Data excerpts
====================

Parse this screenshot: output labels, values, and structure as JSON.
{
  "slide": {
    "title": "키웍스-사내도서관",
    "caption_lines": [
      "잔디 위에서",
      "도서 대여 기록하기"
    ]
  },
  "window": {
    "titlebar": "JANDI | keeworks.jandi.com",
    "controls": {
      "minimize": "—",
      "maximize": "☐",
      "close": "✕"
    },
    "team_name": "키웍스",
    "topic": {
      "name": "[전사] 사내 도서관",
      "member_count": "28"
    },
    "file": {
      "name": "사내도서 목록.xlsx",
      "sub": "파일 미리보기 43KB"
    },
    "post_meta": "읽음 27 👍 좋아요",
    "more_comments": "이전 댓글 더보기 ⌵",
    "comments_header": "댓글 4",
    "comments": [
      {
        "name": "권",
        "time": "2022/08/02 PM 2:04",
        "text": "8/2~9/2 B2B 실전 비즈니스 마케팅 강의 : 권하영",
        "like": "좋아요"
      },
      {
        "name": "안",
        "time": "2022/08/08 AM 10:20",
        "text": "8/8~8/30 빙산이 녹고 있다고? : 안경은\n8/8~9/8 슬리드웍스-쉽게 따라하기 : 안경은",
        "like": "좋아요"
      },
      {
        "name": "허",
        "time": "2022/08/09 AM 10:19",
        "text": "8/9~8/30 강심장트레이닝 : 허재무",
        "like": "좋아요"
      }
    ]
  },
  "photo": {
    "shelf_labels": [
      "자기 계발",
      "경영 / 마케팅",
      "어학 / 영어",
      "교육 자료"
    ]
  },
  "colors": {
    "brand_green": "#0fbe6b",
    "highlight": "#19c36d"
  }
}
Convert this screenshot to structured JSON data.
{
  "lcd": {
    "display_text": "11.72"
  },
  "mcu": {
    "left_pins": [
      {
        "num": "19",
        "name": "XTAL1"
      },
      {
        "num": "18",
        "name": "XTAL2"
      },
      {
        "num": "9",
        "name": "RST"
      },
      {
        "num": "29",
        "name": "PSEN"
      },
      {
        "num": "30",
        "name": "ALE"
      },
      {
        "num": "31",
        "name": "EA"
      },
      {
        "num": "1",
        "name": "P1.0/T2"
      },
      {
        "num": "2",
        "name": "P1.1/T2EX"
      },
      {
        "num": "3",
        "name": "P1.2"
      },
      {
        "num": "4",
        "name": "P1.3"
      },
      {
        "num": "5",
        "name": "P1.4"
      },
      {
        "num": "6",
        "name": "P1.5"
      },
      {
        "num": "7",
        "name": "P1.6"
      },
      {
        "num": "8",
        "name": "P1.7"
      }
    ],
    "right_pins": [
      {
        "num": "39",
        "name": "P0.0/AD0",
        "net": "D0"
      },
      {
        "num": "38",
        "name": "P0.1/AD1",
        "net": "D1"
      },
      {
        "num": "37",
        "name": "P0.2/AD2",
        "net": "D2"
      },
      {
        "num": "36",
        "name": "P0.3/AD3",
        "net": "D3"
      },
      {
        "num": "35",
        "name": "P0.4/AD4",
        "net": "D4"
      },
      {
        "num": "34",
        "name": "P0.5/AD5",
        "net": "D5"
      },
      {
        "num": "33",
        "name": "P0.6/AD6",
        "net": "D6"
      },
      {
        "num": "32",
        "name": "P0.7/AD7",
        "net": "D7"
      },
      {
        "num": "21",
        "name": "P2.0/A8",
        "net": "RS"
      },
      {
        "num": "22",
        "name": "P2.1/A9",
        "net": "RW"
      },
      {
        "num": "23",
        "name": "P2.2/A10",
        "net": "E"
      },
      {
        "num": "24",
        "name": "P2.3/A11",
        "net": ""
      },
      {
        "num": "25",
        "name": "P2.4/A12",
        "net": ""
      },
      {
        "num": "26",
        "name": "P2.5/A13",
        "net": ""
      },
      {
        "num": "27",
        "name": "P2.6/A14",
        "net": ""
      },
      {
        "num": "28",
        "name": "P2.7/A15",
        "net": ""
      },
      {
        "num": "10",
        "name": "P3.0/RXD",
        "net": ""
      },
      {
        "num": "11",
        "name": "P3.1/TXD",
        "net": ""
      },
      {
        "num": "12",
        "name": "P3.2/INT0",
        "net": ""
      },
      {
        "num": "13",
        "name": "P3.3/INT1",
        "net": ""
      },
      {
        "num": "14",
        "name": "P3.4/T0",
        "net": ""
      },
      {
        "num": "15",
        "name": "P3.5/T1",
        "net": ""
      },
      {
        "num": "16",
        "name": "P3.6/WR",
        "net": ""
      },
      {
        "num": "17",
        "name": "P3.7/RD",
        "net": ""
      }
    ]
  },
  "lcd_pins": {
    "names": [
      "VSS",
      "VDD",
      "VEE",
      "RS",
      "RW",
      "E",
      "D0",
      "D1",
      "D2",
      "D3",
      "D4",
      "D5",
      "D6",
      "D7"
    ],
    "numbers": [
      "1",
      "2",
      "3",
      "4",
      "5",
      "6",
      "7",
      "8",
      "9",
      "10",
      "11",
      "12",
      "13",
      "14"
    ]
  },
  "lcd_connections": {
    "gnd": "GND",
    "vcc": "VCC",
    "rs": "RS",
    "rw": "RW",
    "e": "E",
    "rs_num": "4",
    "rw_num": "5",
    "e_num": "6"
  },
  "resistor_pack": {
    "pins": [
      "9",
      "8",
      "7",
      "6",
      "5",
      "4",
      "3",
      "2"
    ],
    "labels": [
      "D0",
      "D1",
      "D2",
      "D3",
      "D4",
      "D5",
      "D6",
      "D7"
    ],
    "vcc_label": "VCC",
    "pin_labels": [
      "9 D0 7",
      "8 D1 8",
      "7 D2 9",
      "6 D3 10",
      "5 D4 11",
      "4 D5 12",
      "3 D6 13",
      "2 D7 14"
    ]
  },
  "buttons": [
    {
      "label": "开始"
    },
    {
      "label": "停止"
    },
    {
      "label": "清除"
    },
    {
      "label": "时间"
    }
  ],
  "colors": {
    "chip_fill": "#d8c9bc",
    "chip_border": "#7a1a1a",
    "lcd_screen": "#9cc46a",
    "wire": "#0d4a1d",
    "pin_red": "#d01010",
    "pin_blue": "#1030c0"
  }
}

====================

— Goal of the exercise —
Exact output of every entry is required.

— Complete response —
Parse this screenshot: output labels, values, and structure as JSON.
{
  "slide": {
    "title": "키웍스-사내도서관",
    "caption_lines": [
      "잔디 위에서",
      "도서 대여 기록하기"
    ]
  },
  "window": {
    "titlebar": "JANDI | keeworks.jandi.com",
    "controls": {
      "minimize": "—",
      "maximize": "☐",
      "close": "✕"
    },
    "team_name": "키웍스",
    "topic": {
      "name": "[전사] 사내 도서관",
      "member_count": "28"
    },
    "file": {
      "name": "사내도서 목록.xlsx",
      "sub": "파일 미리보기 43KB"
    },
    "post_meta": "읽음 27 👍 좋아요",
    "more_comments": "이전 댓글 더보기 ⌵",
    "comments_header": "댓글 4",
    "comments": [
      {
        "name": "권",
        "time": "2022/08/02 PM 2:04",
        "text": "8/2~9/2 B2B 실전 비즈니스 마케팅 강의 : 권하영",
        "like": "좋아요"
      },
      {
        "name": "안",
        "time": "2022/08/08 AM 10:20",
        "text": "8/8~8/30 빙산이 녹고 있다고? : 안경은\n8/8~9/8 슬리드웍스-쉽게 따라하기 : 안경은",
        "like": "좋아요"
      },
      {
        "name": "허",
        "time": "2022/08/09 AM 10:19",
        "text": "8/9~8/30 강심장트레이닝 : 허재무",
        "like": "좋아요"
      }
    ]
  },
  "photo": {
    "shelf_labels": [
      "자기 계발",
      "경영 / 마케팅",
      "어학 / 영어",
      "교육 자료"
    ]
  },
  "colors": {
    "brand_green": "#0fbe6b",
    "highlight": "#19c36d"
  }
}
Convert this screenshot to structured JSON data.
{
  "lcd": {
    "display_text": "11.72"
  },
  "mcu": {
    "left_pins": [
      {
        "num": "19",
        "name": "XTAL1"
      },
      {
        "num": "18",
        "name": "XTAL2"
      },
      {
        "num": "9",
        "name": "RST"
      },
      {
        "num": "29",
        "name": "PSEN"
      },
      {
        "num": "30",
        "name": "ALE"
      },
      {
        "num": "31",
        "name": "EA"
      },
      {
        "num": "1",
        "name": "P1.0/T2"
      },
      {
        "num": "2",
        "name": "P1.1/T2EX"
      },
      {
        "num": "3",
        "name": "P1.2"
      },
      {
        "num": "4",
        "name": "P1.3"
      },
      {
        "num": "5",
        "name": "P1.4"
      },
      {
        "num": "6",
        "name": "P1.5"
      },
      {
        "num": "7",
        "name": "P1.6"
      },
      {
        "num": "8",
        "name": "P1.7"
      }
    ],
    "right_pins": [
      {
        "num": "39",
        "name": "P0.0/AD0",
        "net": "D0"
      },
      {
        "num": "38",
        "name": "P0.1/AD1",
        "net": "D1"
      },
      {
        "num": "37",
        "name": "P0.2/AD2",
        "net": "D2"
      },
      {
        "num": "36",
        "name": "P0.3/AD3",
        "net": "D3"
      },
      {
        "num": "35",
        "name": "P0.4/AD4",
        "net": "D4"
      },
      {
        "num": "34",
        "name": "P0.5/AD5",
        "net": "D5"
      },
      {
        "num": "33",
        "name": "P0.6/AD6",
        "net": "D6"
      },
      {
        "num": "32",
        "name": "P0.7/AD7",
        "net": "D7"
      },
      {
        "num": "21",
        "name": "P2.0/A8",
        "net": "RS"
      },
      {
        "num": "22",
        "name": "P2.1/A9",
        "net": "RW"
      },
      {
        "num": "23",
        "name": "P2.2/A10",
        "net": "E"
      },
      {
        "num": "24",
        "name": "P2.3/A11",
        "net": ""
      },
      {
        "num": "25",
        "name": "P2.4/A12",
        "net": ""
      },
      {
        "num": "26",
        "name": "P2.5/A13",
        "net": ""
      },
      {
        "num": "27",
        "name": "P2.6/A14",
        "net": ""
      },
      {
        "num": "28",
        "name": "P2.7/A15",
        "net": ""
      },
      {
        "num": "10",
        "name": "P3.0/RXD",
        "net": ""
      },
      {
        "num": "11",
        "name": "P3.1/TXD",
        "net": ""
      },
      {
        "num": "12",
        "name": "P3.2/INT0",
        "net": ""
      },
      {
        "num": "13",
        "name": "P3.3/INT1",
        "net": ""
      },
      {
        "num": "14",
        "name": "P3.4/T0",
        "net": ""
      },
      {
        "num": "15",
        "name": "P3.5/T1",
        "net": ""
      },
      {
        "num": "16",
        "name": "P3.6/WR",
        "net": ""
      },
      {
        "num": "17",
        "name": "P3.7/RD",
        "net": ""
      }
    ]
  },
  "lcd_pins": {
    "names": [
      "VSS",
      "VDD",
      "VEE",
      "RS",
      "RW",
      "E",
      "D0",
      "D1",
      "D2",
      "D3",
      "D4",
      "D5",
      "D6",
      "D7"
    ],
    "numbers": [
      "1",
      "2",
      "3",
      "4",
      "5",
      "6",
      "7",
      "8",
      "9",
      "10",
      "11",
      "12",
      "13",
      "14"
    ]
  },
  "lcd_connections": {
    "gnd": "GND",
    "vcc": "VCC",
    "rs": "RS",
    "rw": "RW",
    "e": "E",
    "rs_num": "4",
    "rw_num": "5",
    "e_num": "6"
  },
  "resistor_pack": {
    "pins": [
      "9",
      "8",
      "7",
      "6",
      "5",
      "4",
      "3",
      "2"
    ],
    "labels": [
      "D0",
      "D1",
      "D2",
      "D3",
      "D4",
      "D5",
      "D6",
      "D7"
    ],
    "vcc_label": "VCC",
    "pin_labels": [
      "9 D0 7",
      "8 D1 8",
      "7 D2 9",
      "6 D3 10",
      "5 D4 11",
      "4 D5 12",
      "3 D6 13",
      "2 D7 14"
    ]
  },
  "buttons": [
    {
      "label": "开始"
    },
    {
      "label": "停止"
    },
    {
      "label": "清除"
    },
    {
      "label": "时间"
    }
  ],
  "colors": {
    "chip_fill": "#d8c9bc",
    "chip_border": "#7a1a1a",
    "lcd_screen": "#9cc46a",
    "wire": "#0d4a1d",
    "pin_red": "#d01010",
    "pin_blue": "#1030c0"
  }
}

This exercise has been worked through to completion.